>> Start

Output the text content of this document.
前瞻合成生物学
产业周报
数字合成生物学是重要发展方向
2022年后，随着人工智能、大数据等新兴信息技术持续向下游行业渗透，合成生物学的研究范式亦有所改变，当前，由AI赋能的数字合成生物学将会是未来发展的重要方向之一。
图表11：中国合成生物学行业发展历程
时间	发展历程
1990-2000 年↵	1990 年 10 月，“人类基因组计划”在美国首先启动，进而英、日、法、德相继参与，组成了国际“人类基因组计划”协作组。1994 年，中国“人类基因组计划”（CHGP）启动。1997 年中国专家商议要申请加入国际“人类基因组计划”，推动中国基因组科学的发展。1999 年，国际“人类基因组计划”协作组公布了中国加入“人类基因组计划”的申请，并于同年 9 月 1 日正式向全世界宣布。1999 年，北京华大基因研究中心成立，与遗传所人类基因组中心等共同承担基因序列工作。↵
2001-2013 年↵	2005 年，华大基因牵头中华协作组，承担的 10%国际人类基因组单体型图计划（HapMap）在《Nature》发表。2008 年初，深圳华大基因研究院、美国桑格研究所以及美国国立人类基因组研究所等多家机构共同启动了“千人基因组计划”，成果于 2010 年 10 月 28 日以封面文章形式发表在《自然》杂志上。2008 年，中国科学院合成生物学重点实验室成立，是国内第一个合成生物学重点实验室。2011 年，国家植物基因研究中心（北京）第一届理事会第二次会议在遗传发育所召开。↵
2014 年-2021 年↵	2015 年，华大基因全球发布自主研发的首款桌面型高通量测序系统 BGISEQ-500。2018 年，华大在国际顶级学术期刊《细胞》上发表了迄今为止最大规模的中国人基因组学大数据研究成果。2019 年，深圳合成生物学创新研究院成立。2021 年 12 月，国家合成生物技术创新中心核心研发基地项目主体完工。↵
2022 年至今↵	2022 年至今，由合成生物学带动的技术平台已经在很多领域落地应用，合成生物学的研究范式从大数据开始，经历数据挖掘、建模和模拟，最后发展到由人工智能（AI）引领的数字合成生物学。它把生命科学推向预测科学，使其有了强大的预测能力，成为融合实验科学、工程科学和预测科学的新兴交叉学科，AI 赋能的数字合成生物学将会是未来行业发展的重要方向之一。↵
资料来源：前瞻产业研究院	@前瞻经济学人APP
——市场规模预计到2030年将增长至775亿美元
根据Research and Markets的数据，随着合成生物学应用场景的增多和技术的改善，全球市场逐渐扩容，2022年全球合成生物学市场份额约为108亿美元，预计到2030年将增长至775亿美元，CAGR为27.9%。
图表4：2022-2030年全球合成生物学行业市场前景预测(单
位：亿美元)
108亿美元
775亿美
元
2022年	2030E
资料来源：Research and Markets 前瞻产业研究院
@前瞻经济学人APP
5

>> End

#### What you are asked to do:
The records above should be duplicated in full, exactly as given.

#### Exercise response:
Output the text content of this document.
前瞻合成生物学
产业周报
数字合成生物学是重要发展方向
2022年后，随着人工智能、大数据等新兴信息技术持续向下游行业渗透，合成生物学的研究范式亦有所改变，当前，由AI赋能的数字合成生物学将会是未来发展的重要方向之一。
图表11：中国合成生物学行业发展历程
时间	发展历程
1990-2000 年↵	1990 年 10 月，“人类基因组计划”在美国首先启动，进而英、日、法、德相继参与，组成了国际“人类基因组计划”协作组。1994 年，中国“人类基因组计划”（CHGP）启动。1997 年中国专家商议要申请加入国际“人类基因组计划”，推动中国基因组科学的发展。1999 年，国际“人类基因组计划”协作组公布了中国加入“人类基因组计划”的申请，并于同年 9 月 1 日正式向全世界宣布。1999 年，北京华大基因研究中心成立，与遗传所人类基因组中心等共同承担基因序列工作。↵
2001-2013 年↵	2005 年，华大基因牵头中华协作组，承担的 10%国际人类基因组单体型图计划（HapMap）在《Nature》发表。2008 年初，深圳华大基因研究院、美国桑格研究所以及美国国立人类基因组研究所等多家机构共同启动了“千人基因组计划”，成果于 2010 年 10 月 28 日以封面文章形式发表在《自然》杂志上。2008 年，中国科学院合成生物学重点实验室成立，是国内第一个合成生物学重点实验室。2011 年，国家植物基因研究中心（北京）第一届理事会第二次会议在遗传发育所召开。↵
2014 年-2021 年↵	2015 年，华大基因全球发布自主研发的首款桌面型高通量测序系统 BGISEQ-500。2018 年，华大在国际顶级学术期刊《细胞》上发表了迄今为止最大规模的中国人基因组学大数据研究成果。2019 年，深圳合成生物学创新研究院成立。2021 年 12 月，国家合成生物技术创新中心核心研发基地项目主体完工。↵
2022 年至今↵	2022 年至今，由合成生物学带动的技术平台已经在很多领域落地应用，合成生物学的研究范式从大数据开始，经历数据挖掘、建模和模拟，最后发展到由人工智能（AI）引领的数字合成生物学。它把生命科学推向预测科学，使其有了强大的预测能力，成为融合实验科学、工程科学和预测科学的新兴交叉学科，AI 赋能的数字合成生物学将会是未来行业发展的重要方向之一。↵
资料来源：前瞻产业研究院	@前瞻经济学人APP
——市场规模预计到2030年将增长至775亿美元
根据Research and Markets的数据，随着合成生物学应用场景的增多和技术的改善，全球市场逐渐扩容，2022年全球合成生物学市场份额约为108亿美元，预计到2030年将增长至775亿美元，CAGR为27.9%。
图表4：2022-2030年全球合成生物学行业市场前景预测(单
位：亿美元)
108亿美元
775亿美
元
2022年	2030E
资料来源：Research and Markets 前瞻产业研究院
@前瞻经济学人APP
5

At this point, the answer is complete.